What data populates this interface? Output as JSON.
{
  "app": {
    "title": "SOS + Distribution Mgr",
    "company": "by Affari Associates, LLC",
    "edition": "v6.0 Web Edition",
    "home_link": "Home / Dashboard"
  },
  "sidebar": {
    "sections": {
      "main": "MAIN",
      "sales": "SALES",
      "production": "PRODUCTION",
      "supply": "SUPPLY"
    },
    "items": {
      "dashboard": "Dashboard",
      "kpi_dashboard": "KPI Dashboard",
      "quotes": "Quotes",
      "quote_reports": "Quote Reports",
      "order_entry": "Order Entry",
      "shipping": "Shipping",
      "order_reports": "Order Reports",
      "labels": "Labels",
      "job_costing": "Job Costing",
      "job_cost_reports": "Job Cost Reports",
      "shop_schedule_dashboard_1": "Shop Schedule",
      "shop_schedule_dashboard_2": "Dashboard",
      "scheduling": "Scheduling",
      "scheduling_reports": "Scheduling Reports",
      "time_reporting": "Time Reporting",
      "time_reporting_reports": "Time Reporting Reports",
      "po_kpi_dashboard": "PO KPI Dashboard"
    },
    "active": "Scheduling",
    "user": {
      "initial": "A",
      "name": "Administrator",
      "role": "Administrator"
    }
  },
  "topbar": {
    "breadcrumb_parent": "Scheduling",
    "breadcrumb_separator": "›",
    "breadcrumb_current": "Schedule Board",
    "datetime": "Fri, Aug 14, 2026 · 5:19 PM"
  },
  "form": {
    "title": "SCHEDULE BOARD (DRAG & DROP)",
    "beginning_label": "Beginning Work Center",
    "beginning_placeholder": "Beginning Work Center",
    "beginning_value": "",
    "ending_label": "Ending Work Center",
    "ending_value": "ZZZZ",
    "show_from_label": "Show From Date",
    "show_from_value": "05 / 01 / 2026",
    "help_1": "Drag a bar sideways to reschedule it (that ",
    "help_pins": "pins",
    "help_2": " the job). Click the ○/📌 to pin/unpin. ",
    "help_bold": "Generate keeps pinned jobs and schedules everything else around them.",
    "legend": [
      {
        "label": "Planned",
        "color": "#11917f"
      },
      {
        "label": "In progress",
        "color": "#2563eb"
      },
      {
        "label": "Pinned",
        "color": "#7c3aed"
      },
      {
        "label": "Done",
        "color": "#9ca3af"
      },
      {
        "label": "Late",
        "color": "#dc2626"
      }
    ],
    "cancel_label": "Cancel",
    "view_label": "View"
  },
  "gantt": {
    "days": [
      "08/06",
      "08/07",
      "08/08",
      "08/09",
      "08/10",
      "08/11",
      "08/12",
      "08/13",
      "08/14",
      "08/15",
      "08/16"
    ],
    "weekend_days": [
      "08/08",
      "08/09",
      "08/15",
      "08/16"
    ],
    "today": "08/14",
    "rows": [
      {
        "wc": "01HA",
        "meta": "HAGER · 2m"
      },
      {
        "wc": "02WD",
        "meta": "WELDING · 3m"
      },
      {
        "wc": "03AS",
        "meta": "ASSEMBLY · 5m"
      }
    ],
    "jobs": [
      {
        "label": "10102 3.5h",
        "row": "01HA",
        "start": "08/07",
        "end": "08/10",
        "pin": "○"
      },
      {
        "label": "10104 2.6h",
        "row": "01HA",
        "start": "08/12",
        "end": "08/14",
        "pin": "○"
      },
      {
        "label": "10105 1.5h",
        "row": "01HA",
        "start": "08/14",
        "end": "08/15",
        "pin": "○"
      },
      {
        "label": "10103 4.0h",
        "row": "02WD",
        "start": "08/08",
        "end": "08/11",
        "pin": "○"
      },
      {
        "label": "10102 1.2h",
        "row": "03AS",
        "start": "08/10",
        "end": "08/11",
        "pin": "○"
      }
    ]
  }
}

## Description of the task
Restate the data above exactly, keeping each word as it stands.

## Full response
What data populates this interface? Output as JSON.
{
  "app": {
    "title": "SOS + Distribution Mgr",
    "company": "by Affari Associates, LLC",
    "edition": "v6.0 Web Edition",
    "home_link": "Home / Dashboard"
  },
  "sidebar": {
    "sections": {
      "main": "MAIN",
      "sales": "SALES",
      "production": "PRODUCTION",
      "supply": "SUPPLY"
    },
    "items": {
      "dashboard": "Dashboard",
      "kpi_dashboard": "KPI Dashboard",
      "quotes": "Quotes",
      "quote_reports": "Quote Reports",
      "order_entry": "Order Entry",
      "shipping": "Shipping",
      "order_reports": "Order Reports",
      "labels": "Labels",
      "job_costing": "Job Costing",
      "job_cost_reports": "Job Cost Reports",
      "shop_schedule_dashboard_1": "Shop Schedule",
      "shop_schedule_dashboard_2": "Dashboard",
      "scheduling": "Scheduling",
      "scheduling_reports": "Scheduling Reports",
      "time_reporting": "Time Reporting",
      "time_reporting_reports": "Time Reporting Reports",
      "po_kpi_dashboard": "PO KPI Dashboard"
    },
    "active": "Scheduling",
    "user": {
      "initial": "A",
      "name": "Administrator",
      "role": "Administrator"
    }
  },
  "topbar": {
    "breadcrumb_parent": "Scheduling",
    "breadcrumb_separator": "›",
    "breadcrumb_current": "Schedule Board",
    "datetime": "Fri, Aug 14, 2026 · 5:19 PM"
  },
  "form": {
    "title": "SCHEDULE BOARD (DRAG & DROP)",
    "beginning_label": "Beginning Work Center",
    "beginning_placeholder": "Beginning Work Center",
    "beginning_value": "",
    "ending_label": "Ending Work Center",
    "ending_value": "ZZZZ",
    "show_from_label": "Show From Date",
    "show_from_value": "05 / 01 / 2026",
    "help_1": "Drag a bar sideways to reschedule it (that ",
    "help_pins": "pins",
    "help_2": " the job). Click the ○/📌 to pin/unpin. ",
    "help_bold": "Generate keeps pinned jobs and schedules everything else around them.",
    "legend": [
      {
        "label": "Planned",
        "color": "#11917f"
      },
      {
        "label": "In progress",
        "color": "#2563eb"
      },
      {
        "label": "Pinned",
        "color": "#7c3aed"
      },
      {
        "label": "Done",
        "color": "#9ca3af"
      },
      {
        "label": "Late",
        "color": "#dc2626"
      }
    ],
    "cancel_label": "Cancel",
    "view_label": "View"
  },
  "gantt": {
    "days": [
      "08/06",
      "08/07",
      "08/08",
      "08/09",
      "08/10",
      "08/11",
      "08/12",
      "08/13",
      "08/14",
      "08/15",
      "08/16"
    ],
    "weekend_days": [
      "08/08",
      "08/09",
      "08/15",
      "08/16"
    ],
    "today": "08/14",
    "rows": [
      {
        "wc": "01HA",
        "meta": "HAGER · 2m"
      },
      {
        "wc": "02WD",
        "meta": "WELDING · 3m"
      },
      {
        "wc": "03AS",
        "meta": "ASSEMBLY · 5m"
      }
    ],
    "jobs": [
      {
        "label": "10102 3.5h",
        "row": "01HA",
        "start": "08/07",
        "end": "08/10",
        "pin": "○"
      },
      {
        "label": "10104 2.6h",
        "row": "01HA",
        "start": "08/12",
        "end": "08/14",
        "pin": "○"
      },
      {
        "label": "10105 1.5h",
        "row": "01HA",
        "start": "08/14",
        "end": "08/15",
        "pin": "○"
      },
      {
        "label": "10103 4.0h",
        "row": "02WD",
        "start": "08/08",
        "end": "08/11",
        "pin": "○"
      },
      {
        "label": "10102 1.2h",
        "row": "03AS",
        "start": "08/10",
        "end": "08/11",
        "pin": "○"
      }
    ]
  }
}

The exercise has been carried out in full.